_Task description_: Will you quote all of the entries, word for word?

## Begin Dataset records

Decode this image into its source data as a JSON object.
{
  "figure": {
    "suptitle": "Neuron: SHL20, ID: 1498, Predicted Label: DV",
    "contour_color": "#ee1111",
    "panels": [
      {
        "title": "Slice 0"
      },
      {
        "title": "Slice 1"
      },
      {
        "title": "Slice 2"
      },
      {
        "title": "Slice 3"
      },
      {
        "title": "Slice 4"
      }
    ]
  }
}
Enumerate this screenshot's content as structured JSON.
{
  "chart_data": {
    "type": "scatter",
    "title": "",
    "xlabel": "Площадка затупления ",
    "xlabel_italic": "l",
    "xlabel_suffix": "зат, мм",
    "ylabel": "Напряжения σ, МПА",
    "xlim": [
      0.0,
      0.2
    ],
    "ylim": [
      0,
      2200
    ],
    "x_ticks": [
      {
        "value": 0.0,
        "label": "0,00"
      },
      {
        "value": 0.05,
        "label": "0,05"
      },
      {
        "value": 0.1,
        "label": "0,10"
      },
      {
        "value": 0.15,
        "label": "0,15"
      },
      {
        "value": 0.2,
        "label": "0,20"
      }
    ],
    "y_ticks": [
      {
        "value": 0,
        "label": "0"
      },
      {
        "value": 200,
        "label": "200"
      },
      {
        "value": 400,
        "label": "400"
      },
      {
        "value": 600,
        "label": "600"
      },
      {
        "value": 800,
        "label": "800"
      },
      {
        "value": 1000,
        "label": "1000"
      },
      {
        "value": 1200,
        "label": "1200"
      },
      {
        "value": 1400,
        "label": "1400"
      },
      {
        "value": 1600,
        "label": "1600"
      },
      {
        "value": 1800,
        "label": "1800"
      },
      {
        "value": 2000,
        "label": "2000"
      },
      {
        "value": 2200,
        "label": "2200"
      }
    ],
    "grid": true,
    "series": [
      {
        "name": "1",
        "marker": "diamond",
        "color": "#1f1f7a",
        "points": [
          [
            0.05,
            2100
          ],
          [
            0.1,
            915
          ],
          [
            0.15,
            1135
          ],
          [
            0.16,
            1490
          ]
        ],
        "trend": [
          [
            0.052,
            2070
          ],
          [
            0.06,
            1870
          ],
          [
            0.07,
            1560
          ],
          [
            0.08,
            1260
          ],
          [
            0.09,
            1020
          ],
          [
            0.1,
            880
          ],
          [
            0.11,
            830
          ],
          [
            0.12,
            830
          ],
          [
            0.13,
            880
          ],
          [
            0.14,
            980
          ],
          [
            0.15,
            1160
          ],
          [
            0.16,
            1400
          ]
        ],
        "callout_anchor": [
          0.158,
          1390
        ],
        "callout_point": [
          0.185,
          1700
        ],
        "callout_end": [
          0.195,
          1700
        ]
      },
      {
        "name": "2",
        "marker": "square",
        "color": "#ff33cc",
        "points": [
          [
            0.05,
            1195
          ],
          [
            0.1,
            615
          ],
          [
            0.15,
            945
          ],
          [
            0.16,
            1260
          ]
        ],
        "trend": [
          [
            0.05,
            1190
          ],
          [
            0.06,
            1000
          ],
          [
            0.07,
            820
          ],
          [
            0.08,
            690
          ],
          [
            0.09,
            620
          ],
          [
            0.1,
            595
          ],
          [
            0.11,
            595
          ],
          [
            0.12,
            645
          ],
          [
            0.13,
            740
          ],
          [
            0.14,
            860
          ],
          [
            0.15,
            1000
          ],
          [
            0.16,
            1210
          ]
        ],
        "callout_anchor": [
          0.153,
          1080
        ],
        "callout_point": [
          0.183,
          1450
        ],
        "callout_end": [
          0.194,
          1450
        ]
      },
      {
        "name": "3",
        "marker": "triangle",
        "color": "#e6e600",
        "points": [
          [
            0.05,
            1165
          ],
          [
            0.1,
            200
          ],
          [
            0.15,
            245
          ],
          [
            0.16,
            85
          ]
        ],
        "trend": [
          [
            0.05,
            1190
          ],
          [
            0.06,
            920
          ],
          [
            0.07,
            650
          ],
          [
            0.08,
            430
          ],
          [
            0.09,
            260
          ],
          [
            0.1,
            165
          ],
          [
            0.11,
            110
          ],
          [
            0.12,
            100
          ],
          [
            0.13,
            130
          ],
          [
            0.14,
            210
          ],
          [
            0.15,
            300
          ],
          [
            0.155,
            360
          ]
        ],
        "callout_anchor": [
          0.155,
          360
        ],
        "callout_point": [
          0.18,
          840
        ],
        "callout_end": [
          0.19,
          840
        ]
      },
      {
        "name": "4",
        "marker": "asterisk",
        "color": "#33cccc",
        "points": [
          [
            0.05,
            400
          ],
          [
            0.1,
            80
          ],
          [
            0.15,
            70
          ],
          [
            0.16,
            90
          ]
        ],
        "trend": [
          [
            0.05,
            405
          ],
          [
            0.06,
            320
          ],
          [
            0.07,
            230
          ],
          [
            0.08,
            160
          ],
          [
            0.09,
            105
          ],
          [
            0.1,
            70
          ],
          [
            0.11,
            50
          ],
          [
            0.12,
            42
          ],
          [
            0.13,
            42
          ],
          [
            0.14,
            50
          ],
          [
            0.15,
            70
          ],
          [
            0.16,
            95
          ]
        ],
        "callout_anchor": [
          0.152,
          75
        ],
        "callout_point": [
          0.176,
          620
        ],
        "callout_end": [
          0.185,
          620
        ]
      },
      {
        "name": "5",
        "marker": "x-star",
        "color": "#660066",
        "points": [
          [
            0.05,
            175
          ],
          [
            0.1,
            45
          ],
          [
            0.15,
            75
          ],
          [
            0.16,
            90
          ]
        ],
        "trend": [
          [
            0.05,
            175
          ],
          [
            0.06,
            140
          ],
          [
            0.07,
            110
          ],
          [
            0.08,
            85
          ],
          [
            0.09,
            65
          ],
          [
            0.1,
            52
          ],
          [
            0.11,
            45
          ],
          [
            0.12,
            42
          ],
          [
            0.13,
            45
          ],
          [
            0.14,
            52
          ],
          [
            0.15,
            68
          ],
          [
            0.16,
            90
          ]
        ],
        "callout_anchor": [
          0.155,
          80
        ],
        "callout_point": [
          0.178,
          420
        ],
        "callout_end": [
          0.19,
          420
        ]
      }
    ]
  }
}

## End Dataset records

_Response below_:
Decode this image into its source data as a JSON object.
{
  "figure": {
    "suptitle": "Neuron: SHL20, ID: 1498, Predicted Label: DV",
    "contour_color": "#ee1111",
    "panels": [
      {
        "title": "Slice 0"
      },
      {
        "title": "Slice 1"
      },
      {
        "title": "Slice 2"
      },
      {
        "title": "Slice 3"
      },
      {
        "title": "Slice 4"
      }
    ]
  }
}
Enumerate this screenshot's content as structured JSON.
{
  "chart_data": {
    "type": "scatter",
    "title": "",
    "xlabel": "Площадка затупления ",
    "xlabel_italic": "l",
    "xlabel_suffix": "зат, мм",
    "ylabel": "Напряжения σ, МПА",
    "xlim": [
      0.0,
      0.2
    ],
    "ylim": [
      0,
      2200
    ],
    "x_ticks": [
      {
        "value": 0.0,
        "label": "0,00"
      },
      {
        "value": 0.05,
        "label": "0,05"
      },
      {
        "value": 0.1,
        "label": "0,10"
      },
      {
        "value": 0.15,
        "label": "0,15"
      },
      {
        "value": 0.2,
        "label": "0,20"
      }
    ],
    "y_ticks": [
      {
        "value": 0,
        "label": "0"
      },
      {
        "value": 200,
        "label": "200"
      },
      {
        "value": 400,
        "label": "400"
      },
      {
        "value": 600,
        "label": "600"
      },
      {
        "value": 800,
        "label": "800"
      },
      {
        "value": 1000,
        "label": "1000"
      },
      {
        "value": 1200,
        "label": "1200"
      },
      {
        "value": 1400,
        "label": "1400"
      },
      {
        "value": 1600,
        "label": "1600"
      },
      {
        "value": 1800,
        "label": "1800"
      },
      {
        "value": 2000,
        "label": "2000"
      },
      {
        "value": 2200,
        "label": "2200"
      }
    ],
    "grid": true,
    "series": [
      {
        "name": "1",
        "marker": "diamond",
        "color": "#1f1f7a",
        "points": [
          [
            0.05,
            2100
          ],
          [
            0.1,
            915
          ],
          [
            0.15,
            1135
          ],
          [
            0.16,
            1490
          ]
        ],
        "trend": [
          [
            0.052,
            2070
          ],
          [
            0.06,
            1870
          ],
          [
            0.07,
            1560
          ],
          [
            0.08,
            1260
          ],
          [
            0.09,
            1020
          ],
          [
            0.1,
            880
          ],
          [
            0.11,
            830
          ],
          [
            0.12,
            830
          ],
          [
            0.13,
            880
          ],
          [
            0.14,
            980
          ],
          [
            0.15,
            1160
          ],
          [
            0.16,
            1400
          ]
        ],
        "callout_anchor": [
          0.158,
          1390
        ],
        "callout_point": [
          0.185,
          1700
        ],
        "callout_end": [
          0.195,
          1700
        ]
      },
      {
        "name": "2",
        "marker": "square",
        "color": "#ff33cc",
        "points": [
          [
            0.05,
            1195
          ],
          [
            0.1,
            615
          ],
          [
            0.15,
            945
          ],
          [
            0.16,
            1260
          ]
        ],
        "trend": [
          [
            0.05,
            1190
          ],
          [
            0.06,
            1000
          ],
          [
            0.07,
            820
          ],
          [
            0.08,
            690
          ],
          [
            0.09,
            620
          ],
          [
            0.1,
            595
          ],
          [
            0.11,
            595
          ],
          [
            0.12,
            645
          ],
          [
            0.13,
            740
          ],
          [
            0.14,
            860
          ],
          [
            0.15,
            1000
          ],
          [
            0.16,
            1210
          ]
        ],
        "callout_anchor": [
          0.153,
          1080
        ],
        "callout_point": [
          0.183,
          1450
        ],
        "callout_end": [
          0.194,
          1450
        ]
      },
      {
        "name": "3",
        "marker": "triangle",
        "color": "#e6e600",
        "points": [
          [
            0.05,
            1165
          ],
          [
            0.1,
            200
          ],
          [
            0.15,
            245
          ],
          [
            0.16,
            85
          ]
        ],
        "trend": [
          [
            0.05,
            1190
          ],
          [
            0.06,
            920
          ],
          [
            0.07,
            650
          ],
          [
            0.08,
            430
          ],
          [
            0.09,
            260
          ],
          [
            0.1,
            165
          ],
          [
            0.11,
            110
          ],
          [
            0.12,
            100
          ],
          [
            0.13,
            130
          ],
          [
            0.14,
            210
          ],
          [
            0.15,
            300
          ],
          [
            0.155,
            360
          ]
        ],
        "callout_anchor": [
          0.155,
          360
        ],
        "callout_point": [
          0.18,
          840
        ],
        "callout_end": [
          0.19,
          840
        ]
      },
      {
        "name": "4",
        "marker": "asterisk",
        "color": "#33cccc",
        "points": [
          [
            0.05,
            400
          ],
          [
            0.1,
            80
          ],
          [
            0.15,
            70
          ],
          [
            0.16,
            90
          ]
        ],
        "trend": [
          [
            0.05,
            405
          ],
          [
            0.06,
            320
          ],
          [
            0.07,
            230
          ],
          [
            0.08,
            160
          ],
          [
            0.09,
            105
          ],
          [
            0.1,
            70
          ],
          [
            0.11,
            50
          ],
          [
            0.12,
            42
          ],
          [
            0.13,
            42
          ],
          [
            0.14,
            50
          ],
          [
            0.15,
            70
          ],
          [
            0.16,
            95
          ]
        ],
        "callout_anchor": [
          0.152,
          75
        ],
        "callout_point": [
          0.176,
          620
        ],
        "callout_end": [
          0.185,
          620
        ]
      },
      {
        "name": "5",
        "marker": "x-star",
        "color": "#660066",
        "points": [
          [
            0.05,
            175
          ],
          [
            0.1,
            45
          ],
          [
            0.15,
            75
          ],
          [
            0.16,
            90
          ]
        ],
        "trend": [
          [
            0.05,
            175
          ],
          [
            0.06,
            140
          ],
          [
            0.07,
            110
          ],
          [
            0.08,
            85
          ],
          [
            0.09,
            65
          ],
          [
            0.1,
            52
          ],
          [
            0.11,
            45
          ],
          [
            0.12,
            42
          ],
          [
            0.13,
            45
          ],
          [
            0.14,
            52
          ],
          [
            0.15,
            68
          ],
          [
            0.16,
            90
          ]
        ],
        "callout_anchor": [
          0.155,
          80
        ],
        "callout_point": [
          0.178,
          420
        ],
        "callout_end": [
          0.19,
          420
        ]
      }
    ]
  }
}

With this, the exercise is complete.